EXERCISE REQUIREMENTS: Work out how many lines hold the string "What". Give that number and nothing more.

(Stored data entries)

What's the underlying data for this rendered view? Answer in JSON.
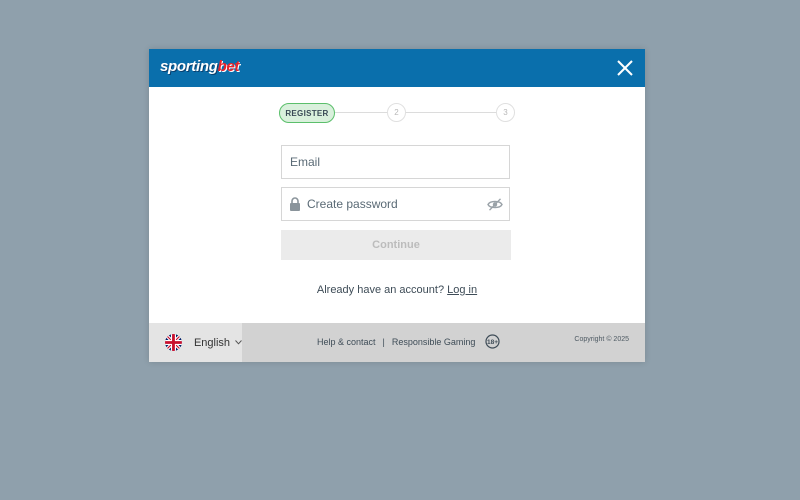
{
  "header": {
    "logo_main": "sporting",
    "logo_accent": "bet",
    "close_icon": "close-icon"
  },
  "stepper": {
    "active_label": "REGISTER",
    "step2": "2",
    "step3": "3",
    "active_color": "#5bbf6b"
  },
  "form": {
    "email_placeholder": "Email",
    "password_placeholder": "Create password",
    "continue_label": "Continue"
  },
  "login": {
    "prompt": "Already have an account?",
    "link": "Log in"
  },
  "footer": {
    "language": "English",
    "help_link": "Help & contact",
    "separator": "|",
    "responsible_link": "Responsible Gaming",
    "age_badge": "18+",
    "copyright": "Copyright © 2025"
  },
  "colors": {
    "brand_blue": "#0a6fac",
    "backdrop": "#8fa0ac",
    "accent_red": "#e6232a"
  }
}
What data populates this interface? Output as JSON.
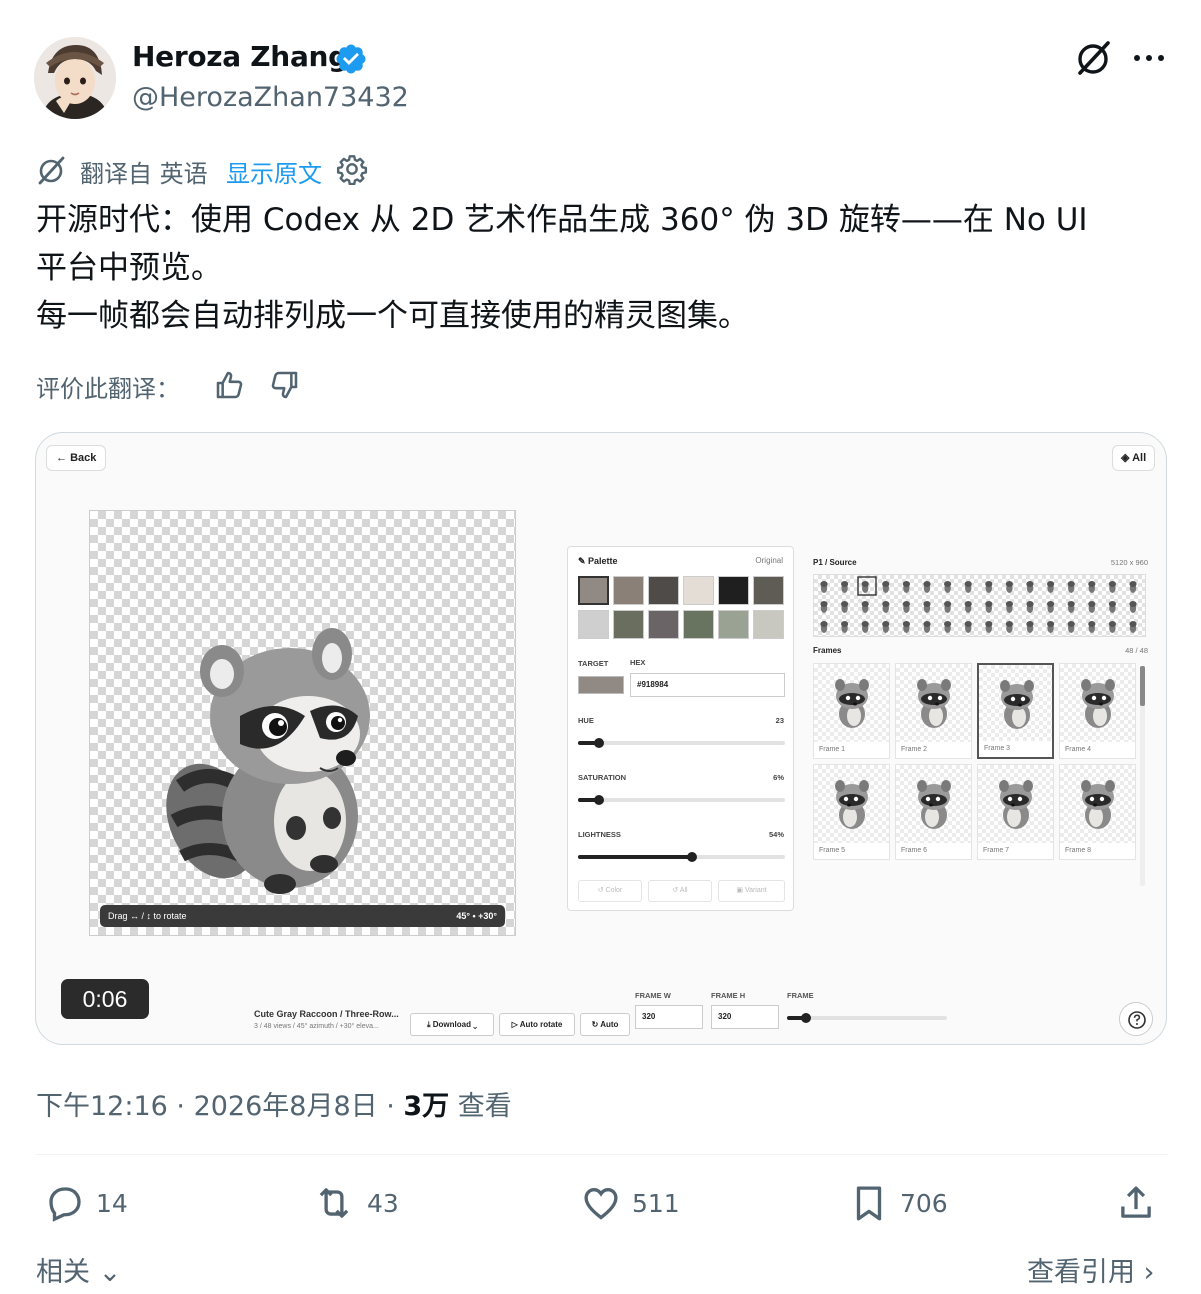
{
  "author": {
    "name": "Heroza Zhang",
    "handle": "@HerozaZhan73432",
    "verified_color": "#1d9bf0"
  },
  "header_icons": {
    "grok": "grok-icon",
    "more": "more-icon"
  },
  "translation": {
    "from_label": "翻译自 英语",
    "show_original": "显示原文",
    "link_color": "#1d9bf0"
  },
  "tweet": {
    "lines": [
      "开源时代：使用 Codex 从 2D 艺术作品生成 360° 伪 3D 旋转——在 No UI",
      "平台中预览。",
      "每一帧都会自动排列成一个可直接使用的精灵图集。"
    ]
  },
  "rate": {
    "label": "评价此翻译："
  },
  "media": {
    "back_label": "Back",
    "all_label": "All",
    "drag_hint": "Drag ↔ / ↕ to rotate",
    "angle": "45° • +30°",
    "time": "0:06",
    "palette": {
      "title": "Palette",
      "original": "Original",
      "swatches": [
        "#918984",
        "#8a8078",
        "#4e4b48",
        "#e3ddd6",
        "#1f1f1f",
        "#5e5c54",
        "#cfcfcf",
        "#6a6e5e",
        "#6b6466",
        "#68745f",
        "#9aa293",
        "#c8c8c0"
      ],
      "target_label": "TARGET",
      "hex_label": "HEX",
      "target_color": "#918984",
      "hex_value": "#918984",
      "hue_label": "HUE",
      "hue_value": "23",
      "hue": 23,
      "saturation_label": "SATURATION",
      "saturation_value": "6%",
      "saturation": 6,
      "lightness_label": "LIGHTNESS",
      "lightness_value": "54%",
      "lightness": 54,
      "btn_color": "Color",
      "btn_all": "All",
      "btn_variant": "Variant"
    },
    "source": {
      "title": "P1 / Source",
      "size": "5120 x 960",
      "frames_label": "Frames",
      "frames_count": "48 / 48",
      "frames": [
        "Frame 1",
        "Frame 2",
        "Frame 3",
        "Frame 4",
        "Frame 5",
        "Frame 6",
        "Frame 7",
        "Frame 8"
      ]
    },
    "toolbar": {
      "title": "Cute Gray Raccoon / Three-Row...",
      "subtitle": "3 / 48 views / 45° azimuth / +30° eleva...",
      "download": "Download",
      "auto_rotate": "Auto rotate",
      "auto": "Auto",
      "frame_w_label": "FRAME W",
      "frame_w": "320",
      "frame_h_label": "FRAME H",
      "frame_h": "320",
      "frame_label": "FRAME"
    }
  },
  "meta": {
    "time": "下午12:16",
    "date": "2026年8月8日",
    "views_count": "3万",
    "views_label": "查看"
  },
  "actions": {
    "replies": "14",
    "retweets": "43",
    "likes": "511",
    "bookmarks": "706"
  },
  "footer": {
    "related": "相关",
    "quotes": "查看引用"
  }
}
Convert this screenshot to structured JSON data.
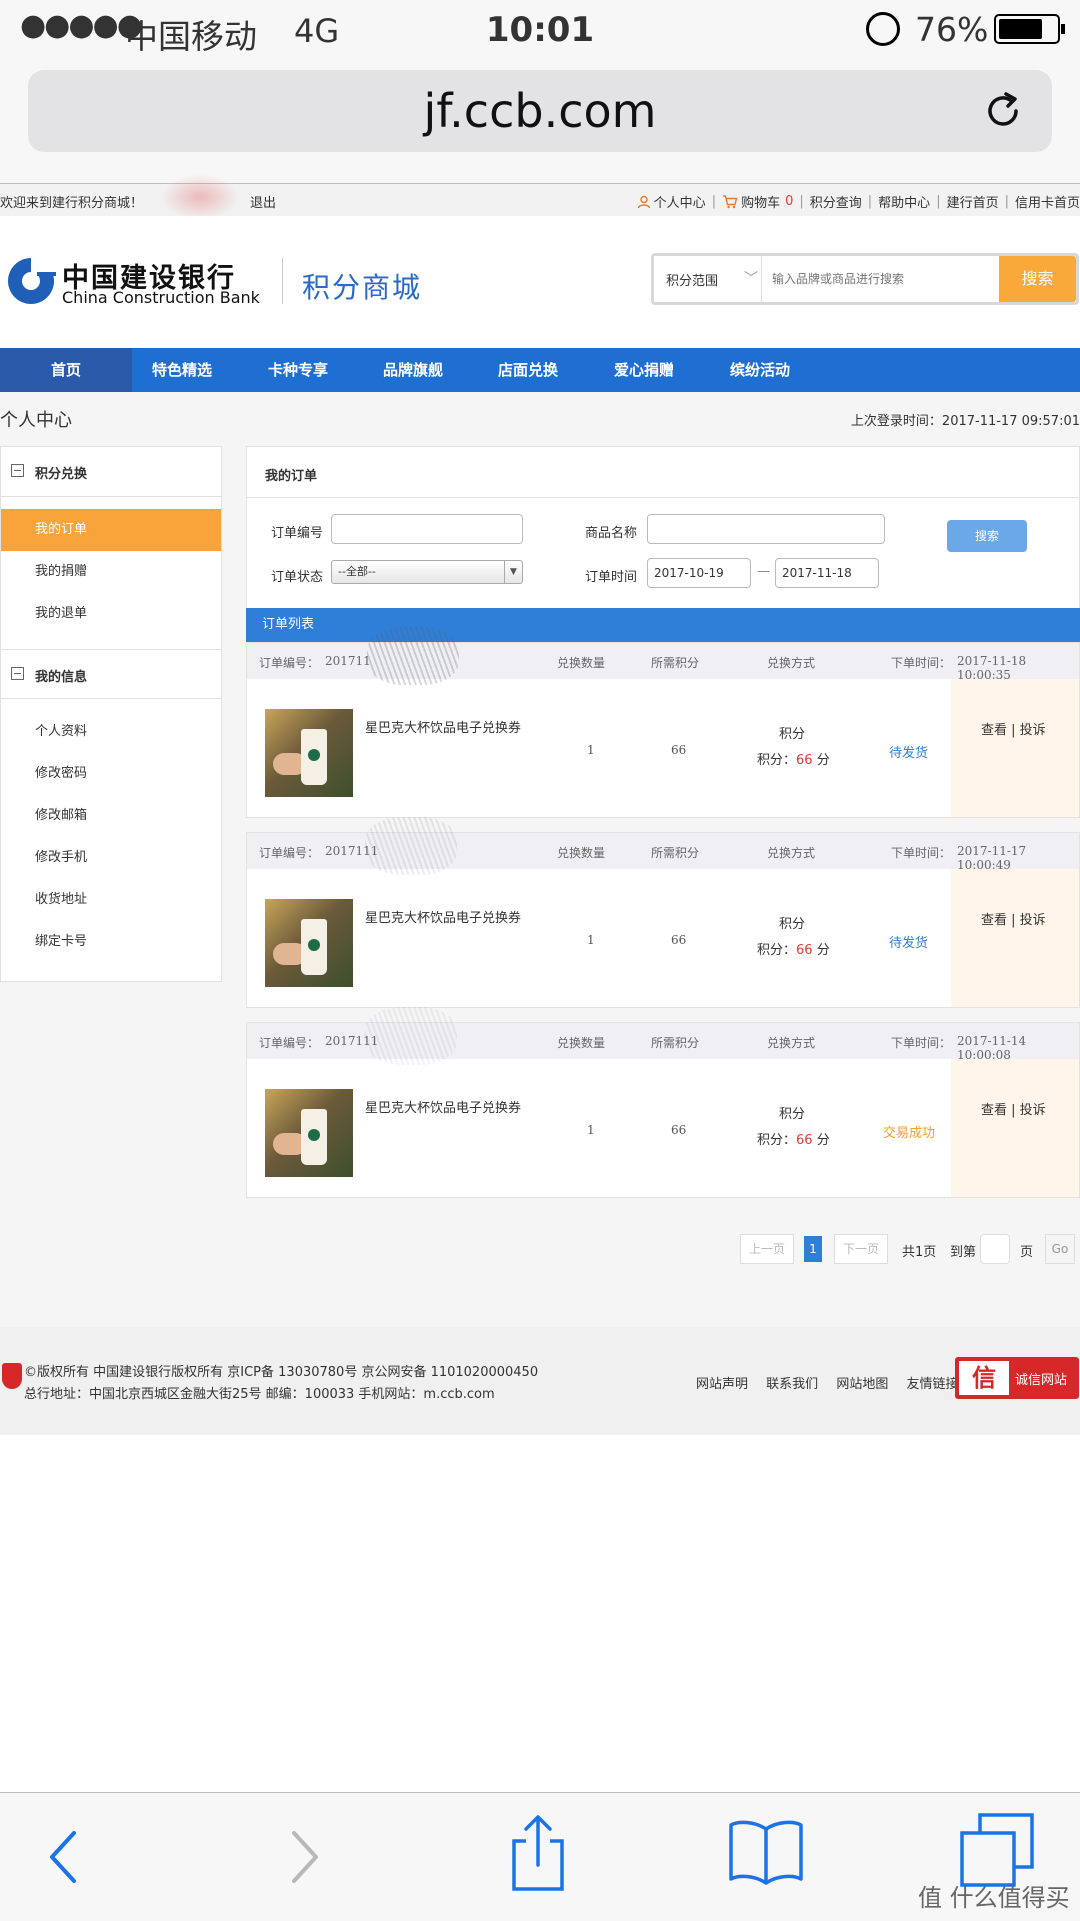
{
  "status_bar": {
    "signal": "●●●●●",
    "carrier": "中国移动",
    "network": "4G",
    "time": "10:01",
    "battery_percent": "76%",
    "battery_level": 0.76
  },
  "browser": {
    "url": "jf.ccb.com"
  },
  "topbar": {
    "welcome": "欢迎来到建行积分商城！",
    "logout": "退出",
    "links": {
      "personal_center": "个人中心",
      "cart": "购物车",
      "cart_count": "0",
      "points_query": "积分查询",
      "help_center": "帮助中心",
      "ccb_home": "建行首页",
      "credit_card_home": "信用卡首页"
    }
  },
  "header": {
    "logo_cn": "中国建设银行",
    "logo_en": "China Construction Bank",
    "mall_name": "积分商城",
    "search_scope": "积分范围",
    "search_placeholder": "输入品牌或商品进行搜索",
    "search_button": "搜索"
  },
  "nav": {
    "items": [
      "首页",
      "特色精选",
      "卡种专享",
      "品牌旗舰",
      "店面兑换",
      "爱心捐赠",
      "缤纷活动"
    ]
  },
  "page": {
    "breadcrumb": "个人中心",
    "last_login": "上次登录时间：2017-11-17 09:57:01"
  },
  "sidebar": {
    "section1": {
      "title": "积分兑换",
      "items": [
        "我的订单",
        "我的捐赠",
        "我的退单"
      ]
    },
    "section2": {
      "title": "我的信息",
      "items": [
        "个人资料",
        "修改密码",
        "修改邮箱",
        "修改手机",
        "收货地址",
        "绑定卡号"
      ]
    }
  },
  "orders_panel": {
    "title": "我的订单",
    "filters": {
      "order_no_label": "订单编号",
      "order_no_value": "",
      "product_label": "商品名称",
      "product_value": "",
      "status_label": "订单状态",
      "status_value": "--全部--",
      "time_label": "订单时间",
      "date_from": "2017-10-19",
      "date_sep": "—",
      "date_to": "2017-11-18",
      "search_button": "搜索"
    },
    "list_title": "订单列表",
    "columns": {
      "order_no_prefix": "订单编号：",
      "qty": "兑换数量",
      "points_needed": "所需积分",
      "exchange_mode": "兑换方式",
      "order_time_prefix": "下单时间："
    },
    "orders": [
      {
        "order_no": "201711",
        "order_time": "2017-11-18 10:00:35",
        "product": "星巴克大杯饮品电子兑换券",
        "qty": "1",
        "points": "66",
        "mode": "积分",
        "points_label": "积分：",
        "points_value": "66",
        "points_unit": "分",
        "status": "待发货",
        "actions": "查看 | 投诉"
      },
      {
        "order_no": "2017111",
        "order_time": "2017-11-17 10:00:49",
        "product": "星巴克大杯饮品电子兑换券",
        "qty": "1",
        "points": "66",
        "mode": "积分",
        "points_label": "积分：",
        "points_value": "66",
        "points_unit": "分",
        "status": "待发货",
        "actions": "查看 | 投诉"
      },
      {
        "order_no": "2017111",
        "order_time": "2017-11-14 10:00:08",
        "product": "星巴克大杯饮品电子兑换券",
        "qty": "1",
        "points": "66",
        "mode": "积分",
        "points_label": "积分：",
        "points_value": "66",
        "points_unit": "分",
        "status": "交易成功",
        "actions": "查看 | 投诉"
      }
    ],
    "pager": {
      "prev": "上一页",
      "current": "1",
      "next": "下一页",
      "total": "共1页",
      "goto": "到第",
      "page_unit": "页",
      "go": "Go"
    }
  },
  "footer": {
    "line1": "©版权所有 中国建设银行版权所有 京ICP备 13030780号 京公网安备 1101020000450",
    "line2": "总行地址：中国北京西城区金融大街25号 邮编：100033 手机网站：m.ccb.com",
    "links": [
      "网站声明",
      "联系我们",
      "网站地图",
      "友情链接"
    ],
    "trust_icon": "信",
    "trust_label": "诚信网站"
  },
  "watermark": "值 什么值得买",
  "icons": {
    "reload": "reload-icon",
    "back": "back-icon",
    "forward": "forward-icon",
    "share": "share-icon",
    "bookmarks": "bookmarks-icon",
    "tabs": "tabs-icon"
  },
  "colors": {
    "nav_blue": "#1e6fd1",
    "accent_orange": "#f9a43a",
    "link_blue": "#2f7ed8",
    "price_red": "#e53935"
  }
}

COMPLETE ANSWER: 2